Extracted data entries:
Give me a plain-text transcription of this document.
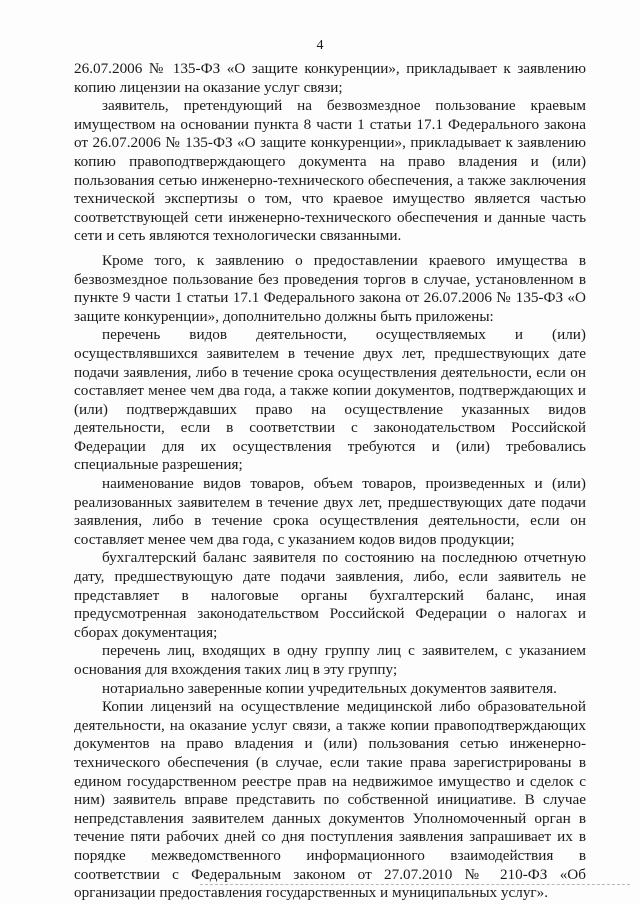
4

26.07.2006 № 135-ФЗ «О защите конкуренции», прикладывает к заявлению копию лицензии на оказание услуг связи;

заявитель, претендующий на безвозмездное пользование краевым имуществом на основании пункта 8 части 1 статьи 17.1 Федерального закона от 26.07.2006 № 135-ФЗ «О защите конкуренции», прикладывает к заявлению копию правоподтверждающего документа на право владения и (или) пользования сетью инженерно-технического обеспечения, а также заключения технической экспертизы о том, что краевое имущество является частью соответствующей сети инженерно-технического обеспечения и данные часть сети и сеть являются технологически связанными.

Кроме того, к заявлению о предоставлении краевого имущества в безвозмездное пользование без проведения торгов в случае, установленном в пункте 9 части 1 статьи 17.1 Федерального закона от 26.07.2006 № 135-ФЗ «О защите конкуренции», дополнительно должны быть приложены:

перечень видов деятельности, осуществляемых и (или) осуществлявшихся заявителем в течение двух лет, предшествующих дате подачи заявления, либо в течение срока осуществления деятельности, если он составляет менее чем два года, а также копии документов, подтверждающих и (или) подтверждавших право на осуществление указанных видов деятельности, если в соответствии с законодательством Российской Федерации для их осуществления требуются и (или) требовались специальные разрешения;

наименование видов товаров, объем товаров, произведенных и (или) реализованных заявителем в течение двух лет, предшествующих дате подачи заявления, либо в течение срока осуществления деятельности, если он составляет менее чем два года, с указанием кодов видов продукции;

бухгалтерский баланс заявителя по состоянию на последнюю отчетную дату, предшествующую дате подачи заявления, либо, если заявитель не представляет в налоговые органы бухгалтерский баланс, иная предусмотренная законодательством Российской Федерации о налогах и сборах документация;

перечень лиц, входящих в одну группу лиц с заявителем, с указанием основания для вхождения таких лиц в эту группу;

нотариально заверенные копии учредительных документов заявителя.

Копии лицензий на осуществление медицинской либо образовательной деятельности, на оказание услуг связи, а также копии правоподтверждающих документов на право владения и (или) пользования сетью инженерно-технического обеспечения (в случае, если такие права зарегистрированы в едином государственном реестре прав на недвижимое имущество и сделок с ним) заявитель вправе представить по собственной инициативе. В случае непредставления заявителем данных документов Уполномоченный орган в течение пяти рабочих дней со дня поступления заявления запрашивает их в порядке межведомственного информационного взаимодействия в соответствии с Федеральным законом от 27.07.2010 № 210-ФЗ «Об организации предоставления государственных и муниципальных услуг».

WORK TO DO. Repeat verbatim all the material, but not the pictures.

EXPECTED ANSWER.
Give me a plain-text transcription of this document.
4

26.07.2006 № 135-ФЗ «О защите конкуренции», прикладывает к заявлению копию лицензии на оказание услуг связи;

заявитель, претендующий на безвозмездное пользование краевым имуществом на основании пункта 8 части 1 статьи 17.1 Федерального закона от 26.07.2006 № 135-ФЗ «О защите конкуренции», прикладывает к заявлению копию правоподтверждающего документа на право владения и (или) пользования сетью инженерно-технического обеспечения, а также заключения технической экспертизы о том, что краевое имущество является частью соответствующей сети инженерно-технического обеспечения и данные часть сети и сеть являются технологически связанными.

Кроме того, к заявлению о предоставлении краевого имущества в безвозмездное пользование без проведения торгов в случае, установленном в пункте 9 части 1 статьи 17.1 Федерального закона от 26.07.2006 № 135-ФЗ «О защите конкуренции», дополнительно должны быть приложены:

перечень видов деятельности, осуществляемых и (или) осуществлявшихся заявителем в течение двух лет, предшествующих дате подачи заявления, либо в течение срока осуществления деятельности, если он составляет менее чем два года, а также копии документов, подтверждающих и (или) подтверждавших право на осуществление указанных видов деятельности, если в соответствии с законодательством Российской Федерации для их осуществления требуются и (или) требовались специальные разрешения;

наименование видов товаров, объем товаров, произведенных и (или) реализованных заявителем в течение двух лет, предшествующих дате подачи заявления, либо в течение срока осуществления деятельности, если он составляет менее чем два года, с указанием кодов видов продукции;

бухгалтерский баланс заявителя по состоянию на последнюю отчетную дату, предшествующую дате подачи заявления, либо, если заявитель не представляет в налоговые органы бухгалтерский баланс, иная предусмотренная законодательством Российской Федерации о налогах и сборах документация;

перечень лиц, входящих в одну группу лиц с заявителем, с указанием основания для вхождения таких лиц в эту группу;

нотариально заверенные копии учредительных документов заявителя.

Копии лицензий на осуществление медицинской либо образовательной деятельности, на оказание услуг связи, а также копии правоподтверждающих документов на право владения и (или) пользования сетью инженерно-технического обеспечения (в случае, если такие права зарегистрированы в едином государственном реестре прав на недвижимое имущество и сделок с ним) заявитель вправе представить по собственной инициативе. В случае непредставления заявителем данных документов Уполномоченный орган в течение пяти рабочих дней со дня поступления заявления запрашивает их в порядке межведомственного информационного взаимодействия в соответствии с Федеральным законом от 27.07.2010 № 210-ФЗ «Об организации предоставления государственных и муниципальных услуг».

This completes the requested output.